Authors: Yacoub A Yousef
US Ophthalmic Review, 2016;9(1):46–8 DOI:


Enucleation consists of surgical removal of the entire eye globe with preservation of the conjunctiva, extraocular muscles, orbital fat, and optic nerve. This surgical procedure is generally accepted treatment for intraocular malignancies, blind painful eye, severely traumatized eye, phthisis bulbi, and to improve cosmetic appearance. Once the eye is removed, orbital volume enhancement typically requires implantation of spherical materials that can be classified into two major groups: non-porous and porous orbital implants. Different surgical techniques have been described in the literature, including muscle imbrication technique and the myoconjunctival enucleation technique (both with a non-integrated implant) and the more recent integrated orbital implants technique that results in less implant-migration and improved prosthesis movement. In this review, we discuss indications, orbital implant choices and the main enucleation surgical techniques reported in the literature.


Enucleation, porous orbital implant, rectus muscle, tumor


Yacoub A Youssef has nothing to declare in relation to this article. No funding was received in the publication of this article.

Open Access

This article is published under the Creative Commons Attribution Noncommercial License, which permits any noncommercial use, distribution, adaptation, and reproduction provided the original author(s) and source are given appropriate credit.

* Excerpts from the dataset *
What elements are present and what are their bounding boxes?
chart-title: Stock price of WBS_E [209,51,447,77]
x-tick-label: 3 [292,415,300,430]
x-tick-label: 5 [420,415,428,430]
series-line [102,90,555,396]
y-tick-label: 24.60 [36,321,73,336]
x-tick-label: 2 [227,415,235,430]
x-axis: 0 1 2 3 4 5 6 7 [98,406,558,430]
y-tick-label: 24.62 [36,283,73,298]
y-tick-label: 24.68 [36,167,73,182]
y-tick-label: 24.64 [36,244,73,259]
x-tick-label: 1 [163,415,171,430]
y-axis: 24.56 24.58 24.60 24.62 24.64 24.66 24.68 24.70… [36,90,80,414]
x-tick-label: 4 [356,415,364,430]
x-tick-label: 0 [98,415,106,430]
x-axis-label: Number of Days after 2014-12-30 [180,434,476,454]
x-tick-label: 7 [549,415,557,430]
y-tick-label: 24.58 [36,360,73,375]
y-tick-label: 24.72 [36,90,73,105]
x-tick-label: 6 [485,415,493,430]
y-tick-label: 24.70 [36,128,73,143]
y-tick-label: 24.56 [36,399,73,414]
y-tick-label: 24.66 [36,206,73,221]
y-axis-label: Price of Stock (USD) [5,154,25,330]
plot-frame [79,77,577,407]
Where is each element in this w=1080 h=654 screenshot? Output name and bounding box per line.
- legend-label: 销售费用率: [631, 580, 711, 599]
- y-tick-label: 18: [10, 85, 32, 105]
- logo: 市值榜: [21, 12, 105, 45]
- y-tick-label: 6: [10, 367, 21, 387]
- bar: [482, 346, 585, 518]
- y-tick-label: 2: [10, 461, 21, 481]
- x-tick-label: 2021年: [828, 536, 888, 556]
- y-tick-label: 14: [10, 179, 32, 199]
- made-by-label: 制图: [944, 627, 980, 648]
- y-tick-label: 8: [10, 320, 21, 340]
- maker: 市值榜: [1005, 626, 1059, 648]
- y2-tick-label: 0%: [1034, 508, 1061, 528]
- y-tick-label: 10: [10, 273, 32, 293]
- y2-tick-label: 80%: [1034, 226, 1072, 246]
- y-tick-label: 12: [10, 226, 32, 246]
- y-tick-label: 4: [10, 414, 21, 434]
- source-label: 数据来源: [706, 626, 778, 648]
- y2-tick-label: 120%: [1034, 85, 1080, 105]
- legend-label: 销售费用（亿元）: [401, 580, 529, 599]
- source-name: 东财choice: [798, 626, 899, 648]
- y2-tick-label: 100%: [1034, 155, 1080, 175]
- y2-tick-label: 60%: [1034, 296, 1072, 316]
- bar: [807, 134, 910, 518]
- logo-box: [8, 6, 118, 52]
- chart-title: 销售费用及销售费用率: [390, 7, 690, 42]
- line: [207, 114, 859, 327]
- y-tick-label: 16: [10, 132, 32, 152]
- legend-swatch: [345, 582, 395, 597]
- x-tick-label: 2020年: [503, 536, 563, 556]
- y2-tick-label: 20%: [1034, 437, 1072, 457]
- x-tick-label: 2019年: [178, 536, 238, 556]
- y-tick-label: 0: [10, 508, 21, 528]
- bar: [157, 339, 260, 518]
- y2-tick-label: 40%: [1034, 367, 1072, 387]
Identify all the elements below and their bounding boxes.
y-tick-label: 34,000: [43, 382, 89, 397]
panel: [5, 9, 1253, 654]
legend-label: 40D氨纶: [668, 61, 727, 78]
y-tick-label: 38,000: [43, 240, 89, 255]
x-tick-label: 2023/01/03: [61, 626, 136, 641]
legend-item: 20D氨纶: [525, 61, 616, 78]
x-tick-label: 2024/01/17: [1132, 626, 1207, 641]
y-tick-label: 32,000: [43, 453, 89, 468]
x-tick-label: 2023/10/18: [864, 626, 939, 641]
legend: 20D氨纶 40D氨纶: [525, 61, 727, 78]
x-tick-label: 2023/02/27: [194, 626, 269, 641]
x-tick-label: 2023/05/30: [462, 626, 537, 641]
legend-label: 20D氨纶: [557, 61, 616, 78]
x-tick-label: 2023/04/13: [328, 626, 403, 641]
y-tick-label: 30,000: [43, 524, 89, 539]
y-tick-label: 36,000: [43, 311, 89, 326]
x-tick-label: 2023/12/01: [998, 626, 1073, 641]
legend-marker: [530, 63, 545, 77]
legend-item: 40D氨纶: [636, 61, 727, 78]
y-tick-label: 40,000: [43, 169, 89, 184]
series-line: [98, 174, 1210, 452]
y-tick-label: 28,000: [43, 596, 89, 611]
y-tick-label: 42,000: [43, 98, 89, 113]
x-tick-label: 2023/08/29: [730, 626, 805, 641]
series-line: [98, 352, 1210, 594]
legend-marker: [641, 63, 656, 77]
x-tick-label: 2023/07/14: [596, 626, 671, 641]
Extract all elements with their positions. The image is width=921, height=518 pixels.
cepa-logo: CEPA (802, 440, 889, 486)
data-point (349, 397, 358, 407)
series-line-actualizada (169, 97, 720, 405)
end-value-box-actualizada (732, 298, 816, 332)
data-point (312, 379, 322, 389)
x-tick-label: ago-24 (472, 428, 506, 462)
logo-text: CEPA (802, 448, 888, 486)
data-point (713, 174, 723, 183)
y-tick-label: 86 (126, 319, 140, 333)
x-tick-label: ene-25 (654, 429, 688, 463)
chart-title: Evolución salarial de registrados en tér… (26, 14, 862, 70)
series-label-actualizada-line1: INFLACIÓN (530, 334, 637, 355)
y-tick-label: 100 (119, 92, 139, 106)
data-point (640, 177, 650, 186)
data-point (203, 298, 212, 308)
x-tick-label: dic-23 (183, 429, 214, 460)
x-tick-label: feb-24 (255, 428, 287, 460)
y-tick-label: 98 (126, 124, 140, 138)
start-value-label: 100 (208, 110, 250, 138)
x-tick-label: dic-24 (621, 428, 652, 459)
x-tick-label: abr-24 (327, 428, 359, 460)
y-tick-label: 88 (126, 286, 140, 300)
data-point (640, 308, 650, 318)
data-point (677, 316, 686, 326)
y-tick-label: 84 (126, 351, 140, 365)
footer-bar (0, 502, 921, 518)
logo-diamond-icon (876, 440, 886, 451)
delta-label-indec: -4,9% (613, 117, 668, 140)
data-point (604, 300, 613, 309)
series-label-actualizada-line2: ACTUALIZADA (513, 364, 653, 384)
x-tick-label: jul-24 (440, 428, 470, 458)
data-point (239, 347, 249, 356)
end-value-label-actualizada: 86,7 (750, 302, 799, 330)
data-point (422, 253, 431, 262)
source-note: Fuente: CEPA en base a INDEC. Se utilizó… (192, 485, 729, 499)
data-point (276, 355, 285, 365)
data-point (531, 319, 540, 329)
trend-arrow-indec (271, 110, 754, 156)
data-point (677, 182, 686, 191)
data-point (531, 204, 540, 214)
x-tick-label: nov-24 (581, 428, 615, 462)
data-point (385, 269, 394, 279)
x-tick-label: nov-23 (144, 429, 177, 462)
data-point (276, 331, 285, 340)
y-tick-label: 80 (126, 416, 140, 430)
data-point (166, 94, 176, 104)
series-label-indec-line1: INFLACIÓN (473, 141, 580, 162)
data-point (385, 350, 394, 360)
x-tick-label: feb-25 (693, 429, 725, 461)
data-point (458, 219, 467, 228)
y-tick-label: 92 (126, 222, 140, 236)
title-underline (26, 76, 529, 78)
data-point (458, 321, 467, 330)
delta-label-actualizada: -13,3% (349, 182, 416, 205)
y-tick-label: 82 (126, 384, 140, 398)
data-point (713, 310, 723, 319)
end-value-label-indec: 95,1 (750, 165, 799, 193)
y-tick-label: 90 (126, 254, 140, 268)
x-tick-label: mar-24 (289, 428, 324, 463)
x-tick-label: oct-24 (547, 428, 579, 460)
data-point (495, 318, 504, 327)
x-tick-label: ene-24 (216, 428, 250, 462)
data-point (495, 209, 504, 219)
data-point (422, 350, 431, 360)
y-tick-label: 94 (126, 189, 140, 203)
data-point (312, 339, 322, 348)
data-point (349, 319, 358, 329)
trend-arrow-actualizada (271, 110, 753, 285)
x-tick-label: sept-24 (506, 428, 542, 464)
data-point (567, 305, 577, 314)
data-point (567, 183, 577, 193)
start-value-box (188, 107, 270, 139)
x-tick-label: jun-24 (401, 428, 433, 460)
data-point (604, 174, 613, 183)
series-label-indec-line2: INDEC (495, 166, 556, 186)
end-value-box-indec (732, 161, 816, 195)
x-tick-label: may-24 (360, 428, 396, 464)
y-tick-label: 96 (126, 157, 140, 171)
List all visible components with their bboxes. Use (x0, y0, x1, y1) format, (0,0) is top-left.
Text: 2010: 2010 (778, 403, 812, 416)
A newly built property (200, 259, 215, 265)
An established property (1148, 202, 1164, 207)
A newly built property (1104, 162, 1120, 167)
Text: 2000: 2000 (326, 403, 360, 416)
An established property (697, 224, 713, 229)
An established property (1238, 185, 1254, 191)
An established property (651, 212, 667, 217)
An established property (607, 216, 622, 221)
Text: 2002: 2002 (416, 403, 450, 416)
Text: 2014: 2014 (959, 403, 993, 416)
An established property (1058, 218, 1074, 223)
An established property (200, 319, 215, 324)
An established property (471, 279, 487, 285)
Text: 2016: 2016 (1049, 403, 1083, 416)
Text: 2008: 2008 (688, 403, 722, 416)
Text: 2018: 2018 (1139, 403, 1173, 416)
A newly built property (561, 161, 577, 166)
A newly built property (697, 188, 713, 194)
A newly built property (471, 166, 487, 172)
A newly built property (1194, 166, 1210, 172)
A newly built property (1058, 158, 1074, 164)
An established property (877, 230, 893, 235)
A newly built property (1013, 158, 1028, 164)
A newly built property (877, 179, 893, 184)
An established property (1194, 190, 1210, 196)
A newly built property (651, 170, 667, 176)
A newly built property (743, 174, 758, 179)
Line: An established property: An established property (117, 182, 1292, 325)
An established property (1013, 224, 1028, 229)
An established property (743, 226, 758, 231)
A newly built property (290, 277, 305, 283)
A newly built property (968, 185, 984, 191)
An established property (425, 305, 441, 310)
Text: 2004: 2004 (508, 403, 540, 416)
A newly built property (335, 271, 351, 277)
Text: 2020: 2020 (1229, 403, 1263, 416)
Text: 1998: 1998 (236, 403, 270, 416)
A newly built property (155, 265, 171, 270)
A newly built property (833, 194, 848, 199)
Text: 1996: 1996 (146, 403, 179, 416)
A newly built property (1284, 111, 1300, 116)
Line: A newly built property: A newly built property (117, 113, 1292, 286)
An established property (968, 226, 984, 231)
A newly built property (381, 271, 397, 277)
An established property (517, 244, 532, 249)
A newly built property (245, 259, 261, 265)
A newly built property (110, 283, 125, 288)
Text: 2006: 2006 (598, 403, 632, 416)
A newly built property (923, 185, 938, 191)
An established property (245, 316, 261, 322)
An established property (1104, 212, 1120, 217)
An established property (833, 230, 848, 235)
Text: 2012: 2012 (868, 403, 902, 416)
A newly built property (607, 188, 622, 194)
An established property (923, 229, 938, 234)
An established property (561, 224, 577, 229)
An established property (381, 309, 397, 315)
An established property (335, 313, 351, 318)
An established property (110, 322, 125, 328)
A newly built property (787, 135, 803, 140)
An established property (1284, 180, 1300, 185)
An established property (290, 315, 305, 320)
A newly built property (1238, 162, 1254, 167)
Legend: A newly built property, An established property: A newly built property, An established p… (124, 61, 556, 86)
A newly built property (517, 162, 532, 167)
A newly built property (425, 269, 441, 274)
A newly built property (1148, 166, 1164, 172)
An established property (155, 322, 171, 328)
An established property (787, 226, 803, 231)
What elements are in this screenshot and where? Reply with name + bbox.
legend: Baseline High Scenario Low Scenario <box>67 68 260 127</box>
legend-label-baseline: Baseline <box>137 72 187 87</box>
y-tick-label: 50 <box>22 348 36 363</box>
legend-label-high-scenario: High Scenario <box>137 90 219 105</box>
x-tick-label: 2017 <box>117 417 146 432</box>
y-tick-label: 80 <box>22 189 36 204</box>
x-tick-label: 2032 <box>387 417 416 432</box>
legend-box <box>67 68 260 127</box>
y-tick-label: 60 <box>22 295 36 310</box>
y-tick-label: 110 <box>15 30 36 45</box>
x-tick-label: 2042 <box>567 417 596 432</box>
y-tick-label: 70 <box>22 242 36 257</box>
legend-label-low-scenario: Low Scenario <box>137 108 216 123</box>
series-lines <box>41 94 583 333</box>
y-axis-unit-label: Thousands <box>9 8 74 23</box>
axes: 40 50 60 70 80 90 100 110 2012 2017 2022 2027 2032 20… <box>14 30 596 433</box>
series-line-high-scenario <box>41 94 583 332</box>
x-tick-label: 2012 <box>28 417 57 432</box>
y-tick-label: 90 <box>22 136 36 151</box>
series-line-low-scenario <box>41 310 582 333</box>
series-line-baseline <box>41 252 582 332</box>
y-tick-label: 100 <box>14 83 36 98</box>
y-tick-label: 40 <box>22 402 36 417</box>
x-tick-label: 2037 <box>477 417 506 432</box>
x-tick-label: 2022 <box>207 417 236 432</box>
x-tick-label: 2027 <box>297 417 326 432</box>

* Activity *
Set down the passage of the enucleation abstract word for word, beginning at the words "Enucleation, porous orbital" and stopping after "of this article.". Rely only on the enucleation abstract.

* Task solution *
Enucleation, porous orbital implant, rectus muscle, tumor


Yacoub A Youssef has nothing to declare in relation to this article. No funding was received in the publication of this article.